Report how many lines hold the word "JSON"; give nothing but the number.

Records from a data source
-----

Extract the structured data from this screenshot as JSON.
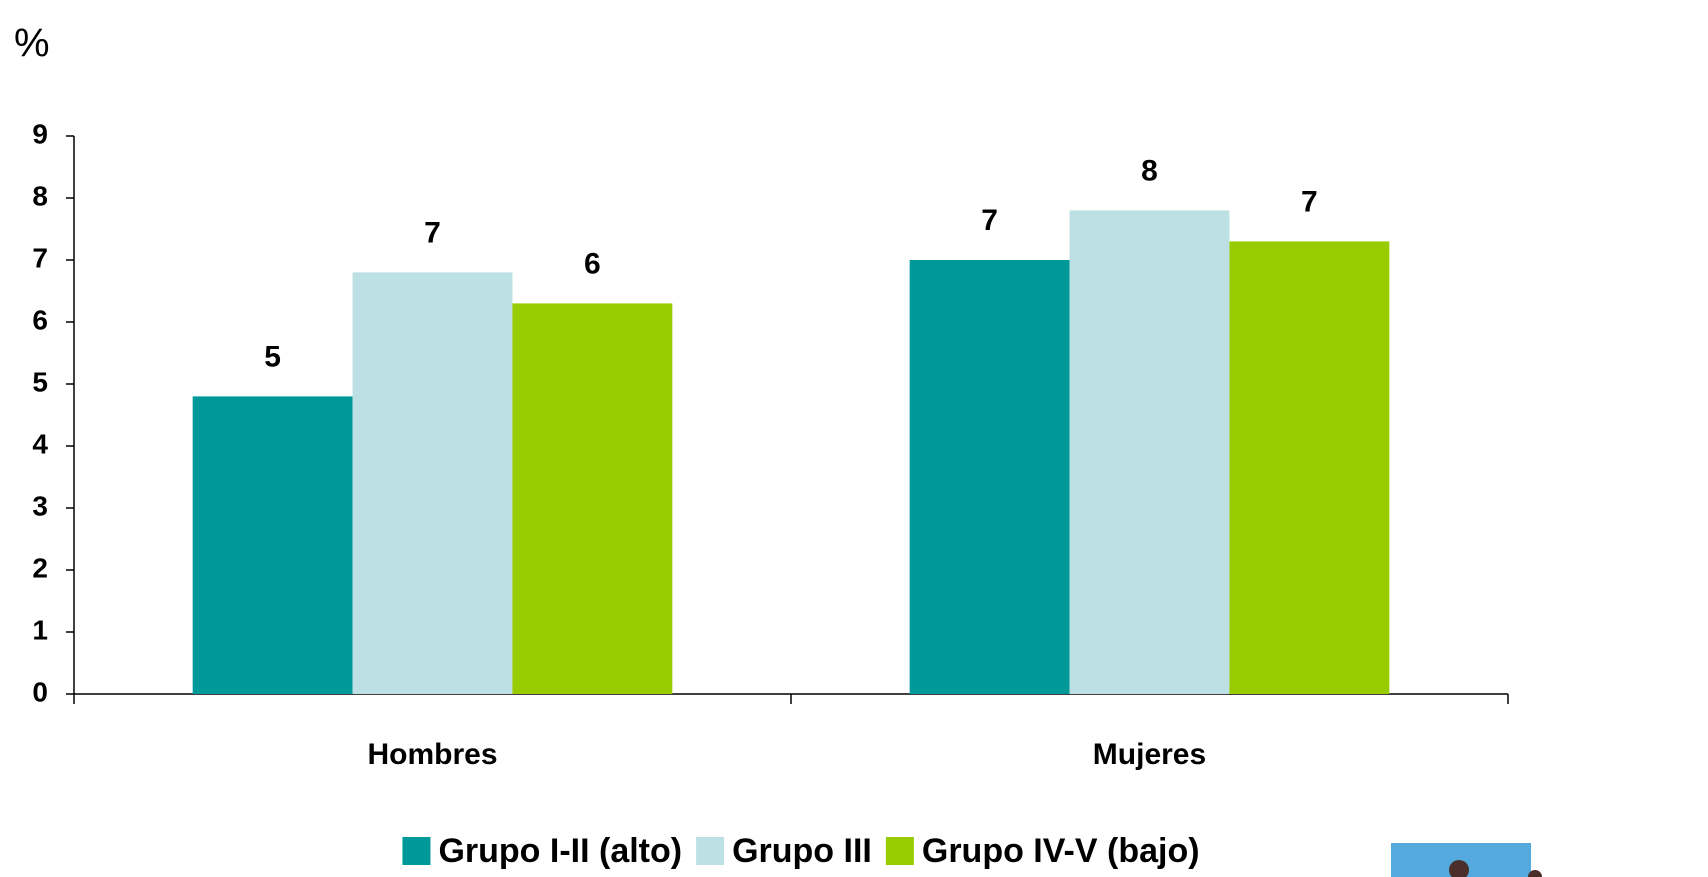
{
  "chart_data": {
    "type": "bar",
    "y_label": "%",
    "categories": [
      "Hombres",
      "Mujeres"
    ],
    "series": [
      {
        "name": "Grupo I-II (alto)",
        "color": "#009999",
        "values": [
          4.8,
          7.0
        ],
        "value_labels": [
          "5",
          "7"
        ]
      },
      {
        "name": "Grupo III",
        "color": "#bce0e3",
        "values": [
          6.8,
          7.8
        ],
        "value_labels": [
          "7",
          "8"
        ]
      },
      {
        "name": "Grupo IV-V (bajo)",
        "color": "#99cc00",
        "values": [
          6.3,
          7.3
        ],
        "value_labels": [
          "6",
          "7"
        ]
      }
    ],
    "ylim": [
      0,
      9
    ],
    "yticks": [
      0,
      1,
      2,
      3,
      4,
      5,
      6,
      7,
      8,
      9
    ],
    "grid": false,
    "legend": "bottom"
  }
}
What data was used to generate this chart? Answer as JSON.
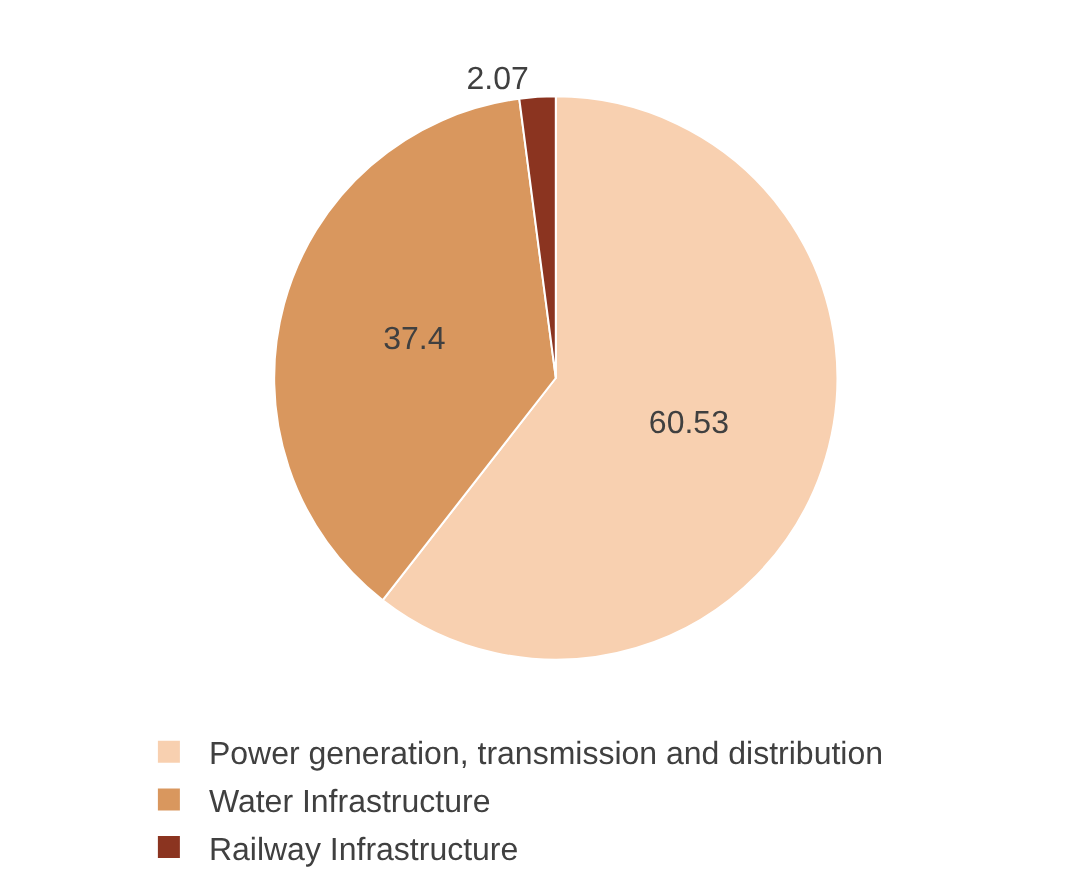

-----

→ **ANSWER TO THIS PROBLEM**: 2